» **Labeled box records**:
☆ ☆ ☆ ☆

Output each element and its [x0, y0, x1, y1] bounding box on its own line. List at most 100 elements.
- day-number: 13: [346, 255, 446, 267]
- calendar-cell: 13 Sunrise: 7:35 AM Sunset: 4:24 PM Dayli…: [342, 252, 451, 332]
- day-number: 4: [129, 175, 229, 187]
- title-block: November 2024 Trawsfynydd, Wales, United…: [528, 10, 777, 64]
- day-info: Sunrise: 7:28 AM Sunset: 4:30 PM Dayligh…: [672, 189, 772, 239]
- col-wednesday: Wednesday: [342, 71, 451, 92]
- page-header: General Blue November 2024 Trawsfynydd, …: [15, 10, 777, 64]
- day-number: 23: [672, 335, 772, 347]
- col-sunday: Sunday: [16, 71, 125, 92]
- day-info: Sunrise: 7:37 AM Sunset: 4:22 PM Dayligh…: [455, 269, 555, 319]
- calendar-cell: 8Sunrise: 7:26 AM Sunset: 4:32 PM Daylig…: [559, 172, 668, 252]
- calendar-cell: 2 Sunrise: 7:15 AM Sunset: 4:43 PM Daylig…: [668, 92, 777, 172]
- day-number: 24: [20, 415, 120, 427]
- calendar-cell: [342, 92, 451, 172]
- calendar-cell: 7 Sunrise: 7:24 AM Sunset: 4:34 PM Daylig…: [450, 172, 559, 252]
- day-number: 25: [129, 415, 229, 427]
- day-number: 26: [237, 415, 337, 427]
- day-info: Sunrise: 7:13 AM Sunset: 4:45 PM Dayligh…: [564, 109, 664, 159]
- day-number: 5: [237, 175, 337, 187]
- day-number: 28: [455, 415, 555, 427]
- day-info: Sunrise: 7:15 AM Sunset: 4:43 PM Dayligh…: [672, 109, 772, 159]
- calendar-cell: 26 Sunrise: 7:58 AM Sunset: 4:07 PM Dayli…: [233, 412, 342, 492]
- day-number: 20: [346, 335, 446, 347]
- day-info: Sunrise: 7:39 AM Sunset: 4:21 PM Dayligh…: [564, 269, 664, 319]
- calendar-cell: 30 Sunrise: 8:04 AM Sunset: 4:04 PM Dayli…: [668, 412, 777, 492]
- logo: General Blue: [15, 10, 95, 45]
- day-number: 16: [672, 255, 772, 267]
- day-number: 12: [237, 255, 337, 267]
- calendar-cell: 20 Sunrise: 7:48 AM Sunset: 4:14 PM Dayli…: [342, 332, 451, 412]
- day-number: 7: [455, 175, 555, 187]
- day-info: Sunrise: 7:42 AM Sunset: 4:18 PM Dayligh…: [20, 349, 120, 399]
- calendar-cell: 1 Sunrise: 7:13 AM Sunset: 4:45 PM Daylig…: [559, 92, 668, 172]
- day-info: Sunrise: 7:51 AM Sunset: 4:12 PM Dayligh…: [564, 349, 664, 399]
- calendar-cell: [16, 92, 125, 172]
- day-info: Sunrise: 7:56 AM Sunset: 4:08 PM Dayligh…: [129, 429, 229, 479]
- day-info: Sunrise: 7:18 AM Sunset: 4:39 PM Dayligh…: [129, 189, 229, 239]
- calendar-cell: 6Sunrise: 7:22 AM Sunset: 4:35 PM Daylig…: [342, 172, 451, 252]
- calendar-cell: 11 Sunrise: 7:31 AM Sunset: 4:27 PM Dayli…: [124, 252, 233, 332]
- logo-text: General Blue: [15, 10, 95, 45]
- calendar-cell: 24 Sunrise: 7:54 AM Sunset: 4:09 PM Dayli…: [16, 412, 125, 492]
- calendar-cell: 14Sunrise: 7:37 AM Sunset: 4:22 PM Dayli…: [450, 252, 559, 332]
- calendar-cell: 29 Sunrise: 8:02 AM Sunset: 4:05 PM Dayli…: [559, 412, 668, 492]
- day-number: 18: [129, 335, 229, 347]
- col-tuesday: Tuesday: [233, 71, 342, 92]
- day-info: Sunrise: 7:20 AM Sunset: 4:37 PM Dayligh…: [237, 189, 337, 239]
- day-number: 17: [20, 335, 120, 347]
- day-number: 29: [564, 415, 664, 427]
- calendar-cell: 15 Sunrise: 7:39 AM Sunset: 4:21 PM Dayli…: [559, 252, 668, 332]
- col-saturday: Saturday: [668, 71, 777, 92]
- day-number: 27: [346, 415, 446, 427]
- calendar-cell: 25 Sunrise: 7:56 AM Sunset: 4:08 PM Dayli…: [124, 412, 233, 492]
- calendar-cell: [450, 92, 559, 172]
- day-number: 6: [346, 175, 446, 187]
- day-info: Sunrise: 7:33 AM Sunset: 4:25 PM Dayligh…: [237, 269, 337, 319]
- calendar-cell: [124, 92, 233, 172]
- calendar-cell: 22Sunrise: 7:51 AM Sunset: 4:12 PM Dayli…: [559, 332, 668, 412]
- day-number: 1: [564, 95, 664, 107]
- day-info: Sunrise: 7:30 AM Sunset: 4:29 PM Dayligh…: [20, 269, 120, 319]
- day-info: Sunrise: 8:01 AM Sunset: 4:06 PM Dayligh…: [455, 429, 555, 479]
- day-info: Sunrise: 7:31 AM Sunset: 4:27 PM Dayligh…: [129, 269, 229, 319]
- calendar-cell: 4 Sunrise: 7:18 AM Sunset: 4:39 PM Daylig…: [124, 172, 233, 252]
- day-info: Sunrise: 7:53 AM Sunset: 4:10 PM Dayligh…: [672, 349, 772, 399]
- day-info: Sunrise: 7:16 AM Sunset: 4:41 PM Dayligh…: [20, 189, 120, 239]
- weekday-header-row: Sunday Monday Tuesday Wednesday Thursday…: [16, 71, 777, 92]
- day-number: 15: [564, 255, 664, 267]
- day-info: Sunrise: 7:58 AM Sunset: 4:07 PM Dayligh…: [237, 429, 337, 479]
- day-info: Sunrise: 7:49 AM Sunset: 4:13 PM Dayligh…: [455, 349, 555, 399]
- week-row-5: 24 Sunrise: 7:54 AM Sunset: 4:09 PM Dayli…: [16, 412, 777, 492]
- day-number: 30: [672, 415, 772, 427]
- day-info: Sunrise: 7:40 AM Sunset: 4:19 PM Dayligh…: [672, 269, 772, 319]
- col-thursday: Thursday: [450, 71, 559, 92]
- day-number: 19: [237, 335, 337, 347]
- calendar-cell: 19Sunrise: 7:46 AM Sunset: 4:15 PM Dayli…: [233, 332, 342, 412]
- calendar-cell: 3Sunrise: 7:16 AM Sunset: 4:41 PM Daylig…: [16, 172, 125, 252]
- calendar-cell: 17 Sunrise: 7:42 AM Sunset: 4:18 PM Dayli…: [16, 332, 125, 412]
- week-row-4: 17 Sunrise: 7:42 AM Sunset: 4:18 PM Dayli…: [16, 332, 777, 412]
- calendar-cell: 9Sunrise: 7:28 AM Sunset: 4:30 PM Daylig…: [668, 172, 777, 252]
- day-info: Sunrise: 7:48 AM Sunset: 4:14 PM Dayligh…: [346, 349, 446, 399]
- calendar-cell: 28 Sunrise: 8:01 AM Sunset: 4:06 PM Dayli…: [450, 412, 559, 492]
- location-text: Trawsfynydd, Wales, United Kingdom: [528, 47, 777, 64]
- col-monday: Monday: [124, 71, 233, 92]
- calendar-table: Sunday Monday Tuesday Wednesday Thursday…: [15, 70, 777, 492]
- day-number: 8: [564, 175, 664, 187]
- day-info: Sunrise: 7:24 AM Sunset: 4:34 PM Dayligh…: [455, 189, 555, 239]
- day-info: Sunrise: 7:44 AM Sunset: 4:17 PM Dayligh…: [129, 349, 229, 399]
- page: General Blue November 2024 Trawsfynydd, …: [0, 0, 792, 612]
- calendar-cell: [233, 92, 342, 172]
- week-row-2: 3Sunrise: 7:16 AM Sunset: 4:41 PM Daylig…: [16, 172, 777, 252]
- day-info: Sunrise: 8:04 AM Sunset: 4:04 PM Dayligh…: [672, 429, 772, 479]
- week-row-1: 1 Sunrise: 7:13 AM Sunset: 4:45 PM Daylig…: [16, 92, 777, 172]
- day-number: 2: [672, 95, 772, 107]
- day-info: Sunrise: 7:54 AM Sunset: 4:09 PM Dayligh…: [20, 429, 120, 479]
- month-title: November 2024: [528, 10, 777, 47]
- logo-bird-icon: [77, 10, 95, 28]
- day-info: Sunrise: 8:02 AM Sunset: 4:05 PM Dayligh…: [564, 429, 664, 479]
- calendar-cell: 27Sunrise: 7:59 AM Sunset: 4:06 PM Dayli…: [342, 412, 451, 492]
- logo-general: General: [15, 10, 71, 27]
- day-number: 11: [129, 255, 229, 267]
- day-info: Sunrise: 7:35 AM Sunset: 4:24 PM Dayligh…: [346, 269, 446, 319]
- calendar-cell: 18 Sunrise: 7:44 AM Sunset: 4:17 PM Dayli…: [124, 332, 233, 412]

☆ ☆ ☆ ☆

» **What to produce**:
Please put everything from the start of the records down to the line containing "- calendar-cell: 26", both ends included, into a Markdown table with the columns Row and Line. Leave out blank lines.

» **Correct output**:
| Row | Line |
|---|---|
| 1 | Output each element and its [x0, y0, x1, y1] bounding box on its own line. List at most 100 elements. |
| 2 | - day-number: 13: [346, 255, 446, 267] |
| 3 | - calendar-cell: 13 Sunrise: 7:35 AM Sunset: 4:24 PM Dayli…: [342, 252, 451, 332] |
| 4 | - day-number: 4: [129, 175, 229, 187] |
| 5 | - title-block: November 2024 Trawsfynydd, Wales, United…: [528, 10, 777, 64] |
| 6 | - day-info: Sunrise: 7:28 AM Sunset: 4:30 PM Dayligh…: [672, 189, 772, 239] |
| 7 | - col-wednesday: Wednesday: [342, 71, 451, 92] |
| 8 | - page-header: General Blue November 2024 Trawsfynydd, …: [15, 10, 777, 64] |
| 9 | - day-number: 23: [672, 335, 772, 347] |
| 10 | - col-sunday: Sunday: [16, 71, 125, 92] |
| 11 | - day-info: Sunrise: 7:37 AM Sunset: 4:22 PM Dayligh…: [455, 269, 555, 319] |
| 12 | - calendar-cell: 8Sunrise: 7:26 AM Sunset: 4:32 PM Daylig…: [559, 172, 668, 252] |
| 13 | - calendar-cell: 2 Sunrise: 7:15 AM Sunset: 4:43 PM Daylig…: [668, 92, 777, 172] |
| 14 | - day-number: 24: [20, 415, 120, 427] |
| 15 | - calendar-cell: [342, 92, 451, 172] |
| 16 | - calendar-cell: 7 Sunrise: 7:24 AM Sunset: 4:34 PM Daylig…: [450, 172, 559, 252] |
| 17 | - day-number: 25: [129, 415, 229, 427] |
| 18 | - day-number: 26: [237, 415, 337, 427] |
| 19 | - day-info: Sunrise: 7:13 AM Sunset: 4:45 PM Dayligh…: [564, 109, 664, 159] |
| 20 | - day-number: 5: [237, 175, 337, 187] |
| 21 | - day-number: 28: [455, 415, 555, 427] |
| 22 | - day-info: Sunrise: 7:15 AM Sunset: 4:43 PM Dayligh…: [672, 109, 772, 159] |
| 23 | - calendar-cell: 26 Sunrise: 7:58 AM Sunset: 4:07 PM Dayli…: [233, 412, 342, 492] |